Source data
>> BEGIN

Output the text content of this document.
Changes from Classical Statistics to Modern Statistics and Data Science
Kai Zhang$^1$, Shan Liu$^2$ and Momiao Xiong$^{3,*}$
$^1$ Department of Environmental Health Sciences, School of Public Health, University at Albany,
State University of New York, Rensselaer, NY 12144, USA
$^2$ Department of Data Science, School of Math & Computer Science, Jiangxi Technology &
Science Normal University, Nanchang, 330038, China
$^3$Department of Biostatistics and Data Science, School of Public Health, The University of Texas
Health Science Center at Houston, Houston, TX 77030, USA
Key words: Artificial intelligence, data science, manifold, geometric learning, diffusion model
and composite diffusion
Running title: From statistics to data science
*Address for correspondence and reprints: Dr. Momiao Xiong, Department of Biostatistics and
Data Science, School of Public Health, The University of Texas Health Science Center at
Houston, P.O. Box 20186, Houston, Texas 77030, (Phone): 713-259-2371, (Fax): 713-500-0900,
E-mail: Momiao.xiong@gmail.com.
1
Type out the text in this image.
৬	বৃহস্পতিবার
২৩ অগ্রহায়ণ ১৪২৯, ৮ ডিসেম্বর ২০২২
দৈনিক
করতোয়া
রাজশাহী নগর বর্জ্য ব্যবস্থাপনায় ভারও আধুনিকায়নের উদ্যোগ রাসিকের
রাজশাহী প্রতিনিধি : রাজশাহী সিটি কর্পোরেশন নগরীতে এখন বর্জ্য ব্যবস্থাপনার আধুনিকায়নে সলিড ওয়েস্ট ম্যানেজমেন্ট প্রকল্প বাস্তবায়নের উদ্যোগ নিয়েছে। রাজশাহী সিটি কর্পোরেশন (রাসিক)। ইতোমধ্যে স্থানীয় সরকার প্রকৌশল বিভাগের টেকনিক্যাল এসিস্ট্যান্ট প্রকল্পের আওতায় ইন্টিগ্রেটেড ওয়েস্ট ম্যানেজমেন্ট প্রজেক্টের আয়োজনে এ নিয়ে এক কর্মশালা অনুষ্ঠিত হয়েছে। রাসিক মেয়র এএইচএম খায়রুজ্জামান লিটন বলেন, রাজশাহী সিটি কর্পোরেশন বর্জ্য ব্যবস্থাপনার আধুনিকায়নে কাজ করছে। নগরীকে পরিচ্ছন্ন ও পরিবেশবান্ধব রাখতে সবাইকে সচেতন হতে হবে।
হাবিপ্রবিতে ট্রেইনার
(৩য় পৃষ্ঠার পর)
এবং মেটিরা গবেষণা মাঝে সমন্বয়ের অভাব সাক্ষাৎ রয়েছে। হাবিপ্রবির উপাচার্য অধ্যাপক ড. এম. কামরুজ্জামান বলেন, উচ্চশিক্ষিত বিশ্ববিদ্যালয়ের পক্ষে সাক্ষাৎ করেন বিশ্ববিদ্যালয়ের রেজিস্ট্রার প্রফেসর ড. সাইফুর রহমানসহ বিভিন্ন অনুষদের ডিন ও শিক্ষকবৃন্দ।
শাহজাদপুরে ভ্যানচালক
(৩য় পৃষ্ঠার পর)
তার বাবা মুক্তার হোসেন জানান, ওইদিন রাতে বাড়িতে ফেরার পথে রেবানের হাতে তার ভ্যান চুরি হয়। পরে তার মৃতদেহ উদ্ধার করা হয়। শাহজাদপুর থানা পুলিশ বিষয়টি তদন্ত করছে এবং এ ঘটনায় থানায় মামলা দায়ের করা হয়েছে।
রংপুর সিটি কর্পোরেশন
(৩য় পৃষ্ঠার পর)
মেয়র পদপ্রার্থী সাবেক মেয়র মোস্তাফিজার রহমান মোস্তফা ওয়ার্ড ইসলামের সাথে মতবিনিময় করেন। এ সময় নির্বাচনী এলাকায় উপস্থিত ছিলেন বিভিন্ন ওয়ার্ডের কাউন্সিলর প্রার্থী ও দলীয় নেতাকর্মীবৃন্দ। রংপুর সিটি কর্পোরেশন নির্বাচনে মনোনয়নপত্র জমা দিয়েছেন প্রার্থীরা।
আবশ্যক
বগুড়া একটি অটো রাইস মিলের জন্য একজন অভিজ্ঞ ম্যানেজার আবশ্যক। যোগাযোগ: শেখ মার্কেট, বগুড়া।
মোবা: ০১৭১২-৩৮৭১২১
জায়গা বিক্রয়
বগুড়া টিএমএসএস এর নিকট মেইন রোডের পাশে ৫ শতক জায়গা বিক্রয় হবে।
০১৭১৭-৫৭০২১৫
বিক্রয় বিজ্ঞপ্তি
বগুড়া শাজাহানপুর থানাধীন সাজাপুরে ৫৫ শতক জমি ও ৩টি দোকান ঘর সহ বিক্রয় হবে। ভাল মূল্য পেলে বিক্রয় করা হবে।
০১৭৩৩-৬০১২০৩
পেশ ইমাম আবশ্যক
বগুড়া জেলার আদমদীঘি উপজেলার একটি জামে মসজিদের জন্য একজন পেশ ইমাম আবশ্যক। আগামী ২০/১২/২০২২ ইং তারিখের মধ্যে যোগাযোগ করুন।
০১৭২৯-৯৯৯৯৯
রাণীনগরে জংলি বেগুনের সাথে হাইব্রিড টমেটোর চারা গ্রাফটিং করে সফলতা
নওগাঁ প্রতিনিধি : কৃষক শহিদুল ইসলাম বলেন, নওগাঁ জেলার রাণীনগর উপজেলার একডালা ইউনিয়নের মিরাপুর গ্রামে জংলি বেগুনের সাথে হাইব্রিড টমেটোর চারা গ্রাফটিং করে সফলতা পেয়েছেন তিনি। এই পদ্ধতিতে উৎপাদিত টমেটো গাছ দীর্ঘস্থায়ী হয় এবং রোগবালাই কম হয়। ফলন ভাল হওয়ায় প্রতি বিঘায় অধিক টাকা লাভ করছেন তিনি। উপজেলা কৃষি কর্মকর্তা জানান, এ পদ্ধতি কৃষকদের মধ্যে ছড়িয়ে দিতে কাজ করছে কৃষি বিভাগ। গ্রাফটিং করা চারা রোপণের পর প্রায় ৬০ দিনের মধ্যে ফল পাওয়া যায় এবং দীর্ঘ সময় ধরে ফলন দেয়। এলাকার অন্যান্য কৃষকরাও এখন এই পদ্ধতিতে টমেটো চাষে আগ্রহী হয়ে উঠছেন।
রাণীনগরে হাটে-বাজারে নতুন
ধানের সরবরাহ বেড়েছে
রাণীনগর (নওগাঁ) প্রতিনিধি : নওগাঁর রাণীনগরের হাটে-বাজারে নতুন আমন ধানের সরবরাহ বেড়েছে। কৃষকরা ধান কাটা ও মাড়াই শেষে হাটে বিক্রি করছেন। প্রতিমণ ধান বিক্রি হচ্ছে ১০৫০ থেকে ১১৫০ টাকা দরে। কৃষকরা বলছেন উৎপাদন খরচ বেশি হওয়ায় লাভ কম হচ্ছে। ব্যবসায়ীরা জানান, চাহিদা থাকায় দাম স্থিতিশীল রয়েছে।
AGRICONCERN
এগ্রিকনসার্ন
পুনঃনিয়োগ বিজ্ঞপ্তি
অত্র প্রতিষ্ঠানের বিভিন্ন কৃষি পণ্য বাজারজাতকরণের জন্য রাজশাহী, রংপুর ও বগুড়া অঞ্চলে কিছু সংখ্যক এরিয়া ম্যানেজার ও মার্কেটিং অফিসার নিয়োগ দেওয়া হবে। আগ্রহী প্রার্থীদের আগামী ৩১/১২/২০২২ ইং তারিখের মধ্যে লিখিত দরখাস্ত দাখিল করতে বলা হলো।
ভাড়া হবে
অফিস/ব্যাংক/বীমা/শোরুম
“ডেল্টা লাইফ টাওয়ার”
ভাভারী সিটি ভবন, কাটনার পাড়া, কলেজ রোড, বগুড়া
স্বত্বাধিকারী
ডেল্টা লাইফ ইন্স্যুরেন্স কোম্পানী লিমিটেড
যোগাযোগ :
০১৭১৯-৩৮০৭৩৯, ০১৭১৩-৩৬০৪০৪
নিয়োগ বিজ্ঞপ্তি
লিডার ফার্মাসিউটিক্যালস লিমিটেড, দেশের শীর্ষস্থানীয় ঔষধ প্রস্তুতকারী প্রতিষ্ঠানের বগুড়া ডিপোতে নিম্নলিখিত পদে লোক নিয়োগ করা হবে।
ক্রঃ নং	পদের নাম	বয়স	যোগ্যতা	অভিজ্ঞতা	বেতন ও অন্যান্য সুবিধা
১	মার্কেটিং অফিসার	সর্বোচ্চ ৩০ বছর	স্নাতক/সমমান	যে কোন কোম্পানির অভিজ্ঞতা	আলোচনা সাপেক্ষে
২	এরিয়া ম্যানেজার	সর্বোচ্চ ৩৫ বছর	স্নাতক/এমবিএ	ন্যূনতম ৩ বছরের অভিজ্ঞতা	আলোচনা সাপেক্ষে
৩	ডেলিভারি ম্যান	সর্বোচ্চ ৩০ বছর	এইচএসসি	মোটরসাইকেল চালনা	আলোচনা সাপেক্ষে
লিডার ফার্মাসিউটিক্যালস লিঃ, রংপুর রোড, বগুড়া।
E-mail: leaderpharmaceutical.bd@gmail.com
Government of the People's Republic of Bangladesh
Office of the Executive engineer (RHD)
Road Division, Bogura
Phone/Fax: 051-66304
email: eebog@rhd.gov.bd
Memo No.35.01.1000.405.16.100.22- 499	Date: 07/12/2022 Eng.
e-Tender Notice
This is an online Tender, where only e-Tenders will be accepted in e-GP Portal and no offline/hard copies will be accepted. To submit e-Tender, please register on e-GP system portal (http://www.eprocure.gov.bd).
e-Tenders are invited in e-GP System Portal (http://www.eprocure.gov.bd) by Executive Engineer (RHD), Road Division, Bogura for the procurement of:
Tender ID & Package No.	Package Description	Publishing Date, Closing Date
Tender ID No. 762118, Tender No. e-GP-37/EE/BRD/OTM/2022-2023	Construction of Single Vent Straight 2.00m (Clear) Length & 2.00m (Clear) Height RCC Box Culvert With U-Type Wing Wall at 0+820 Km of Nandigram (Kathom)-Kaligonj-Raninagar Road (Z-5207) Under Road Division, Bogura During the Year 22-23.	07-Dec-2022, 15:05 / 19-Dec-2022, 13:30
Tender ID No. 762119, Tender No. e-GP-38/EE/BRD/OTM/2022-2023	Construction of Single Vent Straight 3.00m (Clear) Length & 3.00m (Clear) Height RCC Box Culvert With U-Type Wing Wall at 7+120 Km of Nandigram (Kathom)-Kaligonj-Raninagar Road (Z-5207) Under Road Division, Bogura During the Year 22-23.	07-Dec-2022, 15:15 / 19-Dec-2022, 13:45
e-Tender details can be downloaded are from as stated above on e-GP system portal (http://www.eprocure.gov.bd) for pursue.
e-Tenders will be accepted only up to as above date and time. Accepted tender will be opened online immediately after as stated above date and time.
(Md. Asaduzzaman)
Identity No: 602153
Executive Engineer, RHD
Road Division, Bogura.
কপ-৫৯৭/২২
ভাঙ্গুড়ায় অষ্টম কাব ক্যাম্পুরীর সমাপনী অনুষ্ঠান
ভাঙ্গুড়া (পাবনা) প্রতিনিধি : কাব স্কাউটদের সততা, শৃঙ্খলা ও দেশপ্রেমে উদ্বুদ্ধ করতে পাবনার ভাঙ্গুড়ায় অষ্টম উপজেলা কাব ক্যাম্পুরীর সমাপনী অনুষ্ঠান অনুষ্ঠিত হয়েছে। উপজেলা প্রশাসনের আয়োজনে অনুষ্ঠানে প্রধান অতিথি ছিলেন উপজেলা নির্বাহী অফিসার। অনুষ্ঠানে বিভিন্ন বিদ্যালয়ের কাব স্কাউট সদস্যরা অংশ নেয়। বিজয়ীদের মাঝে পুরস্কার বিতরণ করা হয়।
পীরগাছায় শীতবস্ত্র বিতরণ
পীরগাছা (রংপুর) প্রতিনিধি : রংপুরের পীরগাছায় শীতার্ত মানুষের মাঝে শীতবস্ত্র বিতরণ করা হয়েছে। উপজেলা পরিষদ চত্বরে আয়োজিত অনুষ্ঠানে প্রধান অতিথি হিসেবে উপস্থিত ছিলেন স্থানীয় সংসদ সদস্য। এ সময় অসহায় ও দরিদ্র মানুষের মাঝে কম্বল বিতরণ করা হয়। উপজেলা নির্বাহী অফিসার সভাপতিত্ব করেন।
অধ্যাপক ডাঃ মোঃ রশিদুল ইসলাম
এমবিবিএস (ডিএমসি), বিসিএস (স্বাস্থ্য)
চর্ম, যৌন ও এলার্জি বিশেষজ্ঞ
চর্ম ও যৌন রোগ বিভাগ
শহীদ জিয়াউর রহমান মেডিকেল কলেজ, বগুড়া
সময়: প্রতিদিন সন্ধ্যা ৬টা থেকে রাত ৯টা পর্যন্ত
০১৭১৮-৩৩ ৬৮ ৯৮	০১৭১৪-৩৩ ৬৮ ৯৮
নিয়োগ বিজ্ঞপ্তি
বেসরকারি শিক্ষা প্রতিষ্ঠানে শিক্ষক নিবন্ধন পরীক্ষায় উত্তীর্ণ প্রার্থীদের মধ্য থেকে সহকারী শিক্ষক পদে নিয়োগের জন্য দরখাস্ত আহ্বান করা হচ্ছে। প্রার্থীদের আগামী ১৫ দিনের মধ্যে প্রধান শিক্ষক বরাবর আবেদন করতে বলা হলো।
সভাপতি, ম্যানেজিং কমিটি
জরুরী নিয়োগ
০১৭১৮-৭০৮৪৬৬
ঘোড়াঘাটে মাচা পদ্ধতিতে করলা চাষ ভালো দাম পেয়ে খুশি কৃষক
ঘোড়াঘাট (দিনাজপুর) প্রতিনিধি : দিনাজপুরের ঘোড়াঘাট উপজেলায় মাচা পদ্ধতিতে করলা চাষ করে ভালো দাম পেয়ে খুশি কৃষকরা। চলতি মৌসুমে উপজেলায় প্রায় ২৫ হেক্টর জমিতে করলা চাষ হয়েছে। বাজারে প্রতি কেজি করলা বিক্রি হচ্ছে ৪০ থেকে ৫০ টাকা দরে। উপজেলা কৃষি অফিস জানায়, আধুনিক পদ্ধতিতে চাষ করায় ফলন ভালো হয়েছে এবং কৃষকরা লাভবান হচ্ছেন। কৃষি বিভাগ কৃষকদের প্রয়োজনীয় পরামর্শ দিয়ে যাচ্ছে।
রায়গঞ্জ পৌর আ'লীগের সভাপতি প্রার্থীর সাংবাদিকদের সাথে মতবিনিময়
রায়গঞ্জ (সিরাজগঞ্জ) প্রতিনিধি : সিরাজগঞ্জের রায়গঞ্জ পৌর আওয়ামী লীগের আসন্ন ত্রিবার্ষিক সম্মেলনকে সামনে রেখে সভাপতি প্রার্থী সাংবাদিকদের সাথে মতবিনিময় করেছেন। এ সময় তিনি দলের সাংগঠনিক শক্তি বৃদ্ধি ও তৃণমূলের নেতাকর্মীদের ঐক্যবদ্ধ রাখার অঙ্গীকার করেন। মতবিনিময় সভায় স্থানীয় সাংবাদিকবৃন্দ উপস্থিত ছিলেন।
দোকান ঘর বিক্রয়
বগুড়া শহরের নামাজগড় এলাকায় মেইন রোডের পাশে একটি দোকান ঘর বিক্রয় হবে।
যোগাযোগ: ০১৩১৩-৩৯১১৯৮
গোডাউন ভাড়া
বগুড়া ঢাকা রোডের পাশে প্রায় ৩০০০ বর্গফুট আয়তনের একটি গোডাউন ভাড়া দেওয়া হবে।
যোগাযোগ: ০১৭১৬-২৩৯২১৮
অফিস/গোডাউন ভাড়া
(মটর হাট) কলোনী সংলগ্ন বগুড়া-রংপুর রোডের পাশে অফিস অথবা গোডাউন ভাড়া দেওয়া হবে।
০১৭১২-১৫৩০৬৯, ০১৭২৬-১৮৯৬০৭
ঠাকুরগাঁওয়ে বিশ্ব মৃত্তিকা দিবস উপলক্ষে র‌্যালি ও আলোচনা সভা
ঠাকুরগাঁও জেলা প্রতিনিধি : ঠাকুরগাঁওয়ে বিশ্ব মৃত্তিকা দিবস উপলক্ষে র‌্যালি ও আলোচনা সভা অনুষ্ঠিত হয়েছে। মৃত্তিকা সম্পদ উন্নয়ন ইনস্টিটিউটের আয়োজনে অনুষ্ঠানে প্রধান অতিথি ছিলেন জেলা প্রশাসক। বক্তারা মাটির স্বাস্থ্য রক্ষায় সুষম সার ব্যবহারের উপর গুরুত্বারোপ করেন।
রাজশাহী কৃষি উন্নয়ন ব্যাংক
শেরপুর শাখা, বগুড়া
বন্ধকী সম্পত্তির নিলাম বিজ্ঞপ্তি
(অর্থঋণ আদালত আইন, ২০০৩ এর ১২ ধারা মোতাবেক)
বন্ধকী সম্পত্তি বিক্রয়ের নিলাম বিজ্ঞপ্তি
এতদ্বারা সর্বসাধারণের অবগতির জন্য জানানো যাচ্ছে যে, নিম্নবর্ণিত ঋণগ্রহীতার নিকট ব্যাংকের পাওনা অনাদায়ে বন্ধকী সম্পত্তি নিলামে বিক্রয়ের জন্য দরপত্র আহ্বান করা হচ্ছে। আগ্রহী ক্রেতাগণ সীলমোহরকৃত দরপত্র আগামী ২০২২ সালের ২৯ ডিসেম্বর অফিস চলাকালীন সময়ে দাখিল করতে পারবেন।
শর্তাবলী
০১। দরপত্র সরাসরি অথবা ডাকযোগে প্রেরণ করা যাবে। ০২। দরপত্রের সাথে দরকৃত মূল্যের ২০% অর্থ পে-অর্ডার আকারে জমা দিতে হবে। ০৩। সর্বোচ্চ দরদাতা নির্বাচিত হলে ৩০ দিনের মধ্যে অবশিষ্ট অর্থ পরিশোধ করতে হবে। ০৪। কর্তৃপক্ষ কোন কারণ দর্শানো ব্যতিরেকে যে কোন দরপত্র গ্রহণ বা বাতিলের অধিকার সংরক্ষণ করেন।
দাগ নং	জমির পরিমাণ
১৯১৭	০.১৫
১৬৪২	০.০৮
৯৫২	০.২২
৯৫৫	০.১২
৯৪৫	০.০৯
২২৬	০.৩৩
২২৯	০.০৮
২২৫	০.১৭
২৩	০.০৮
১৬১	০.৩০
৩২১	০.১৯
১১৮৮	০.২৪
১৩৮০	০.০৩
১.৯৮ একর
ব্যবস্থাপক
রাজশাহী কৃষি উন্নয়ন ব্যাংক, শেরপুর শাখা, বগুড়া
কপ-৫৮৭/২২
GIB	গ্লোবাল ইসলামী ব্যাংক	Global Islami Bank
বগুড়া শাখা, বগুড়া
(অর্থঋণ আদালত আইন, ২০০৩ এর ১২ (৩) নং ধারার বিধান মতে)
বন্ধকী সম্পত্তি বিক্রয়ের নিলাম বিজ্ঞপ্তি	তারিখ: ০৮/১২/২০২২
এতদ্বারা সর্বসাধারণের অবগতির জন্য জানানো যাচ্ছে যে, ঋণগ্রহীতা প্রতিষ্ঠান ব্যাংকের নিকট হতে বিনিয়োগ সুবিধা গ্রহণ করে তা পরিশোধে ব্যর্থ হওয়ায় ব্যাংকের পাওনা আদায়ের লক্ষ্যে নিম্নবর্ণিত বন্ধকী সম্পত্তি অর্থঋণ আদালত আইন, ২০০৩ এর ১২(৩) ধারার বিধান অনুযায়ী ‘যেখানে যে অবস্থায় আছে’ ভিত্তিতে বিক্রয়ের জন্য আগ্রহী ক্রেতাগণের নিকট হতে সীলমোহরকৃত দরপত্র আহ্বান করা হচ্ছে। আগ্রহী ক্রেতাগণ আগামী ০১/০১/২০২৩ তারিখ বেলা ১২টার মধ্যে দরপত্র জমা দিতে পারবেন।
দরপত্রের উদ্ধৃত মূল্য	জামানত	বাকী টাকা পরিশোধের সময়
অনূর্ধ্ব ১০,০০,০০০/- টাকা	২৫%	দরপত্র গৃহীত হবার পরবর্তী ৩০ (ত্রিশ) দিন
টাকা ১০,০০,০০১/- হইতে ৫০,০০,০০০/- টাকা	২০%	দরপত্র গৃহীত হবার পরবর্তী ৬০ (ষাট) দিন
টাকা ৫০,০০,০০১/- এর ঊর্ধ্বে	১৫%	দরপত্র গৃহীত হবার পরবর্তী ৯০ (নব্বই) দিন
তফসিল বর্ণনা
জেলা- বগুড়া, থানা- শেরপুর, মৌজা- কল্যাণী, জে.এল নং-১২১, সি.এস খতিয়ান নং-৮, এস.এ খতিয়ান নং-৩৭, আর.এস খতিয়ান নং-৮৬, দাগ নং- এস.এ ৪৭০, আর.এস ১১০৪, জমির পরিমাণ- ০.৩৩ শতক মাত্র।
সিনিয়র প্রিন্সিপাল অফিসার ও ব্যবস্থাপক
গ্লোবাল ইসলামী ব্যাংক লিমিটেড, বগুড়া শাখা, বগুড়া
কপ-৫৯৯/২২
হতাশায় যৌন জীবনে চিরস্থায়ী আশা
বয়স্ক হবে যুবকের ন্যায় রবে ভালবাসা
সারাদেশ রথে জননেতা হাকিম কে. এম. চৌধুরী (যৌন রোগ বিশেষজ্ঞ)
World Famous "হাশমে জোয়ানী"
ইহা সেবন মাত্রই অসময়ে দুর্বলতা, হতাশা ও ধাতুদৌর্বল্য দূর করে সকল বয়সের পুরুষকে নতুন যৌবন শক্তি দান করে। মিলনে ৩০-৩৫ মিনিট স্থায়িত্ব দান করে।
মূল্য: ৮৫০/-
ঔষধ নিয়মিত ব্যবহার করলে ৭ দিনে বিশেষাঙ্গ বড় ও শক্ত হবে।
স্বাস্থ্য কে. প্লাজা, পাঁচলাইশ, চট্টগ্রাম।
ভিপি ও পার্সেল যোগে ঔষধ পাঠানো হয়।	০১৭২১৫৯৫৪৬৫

>> END

- [TASK TO COMPLETE] Filter the records above for "একজন" and copy every matching line.

- [TASK ANSWER]
বগুড়া একটি অটো রাইস মিলের জন্য একজন অভিজ্ঞ ম্যানেজার আবশ্যক। যোগাযোগ: শেখ মার্কেট, বগুড়া।
বগুড়া জেলার আদমদীঘি উপজেলার একটি জামে মসজিদের জন্য একজন পেশ ইমাম আবশ্যক। আগামী ২০/১২/২০২২ ইং তারিখের মধ্যে যোগাযোগ করুন।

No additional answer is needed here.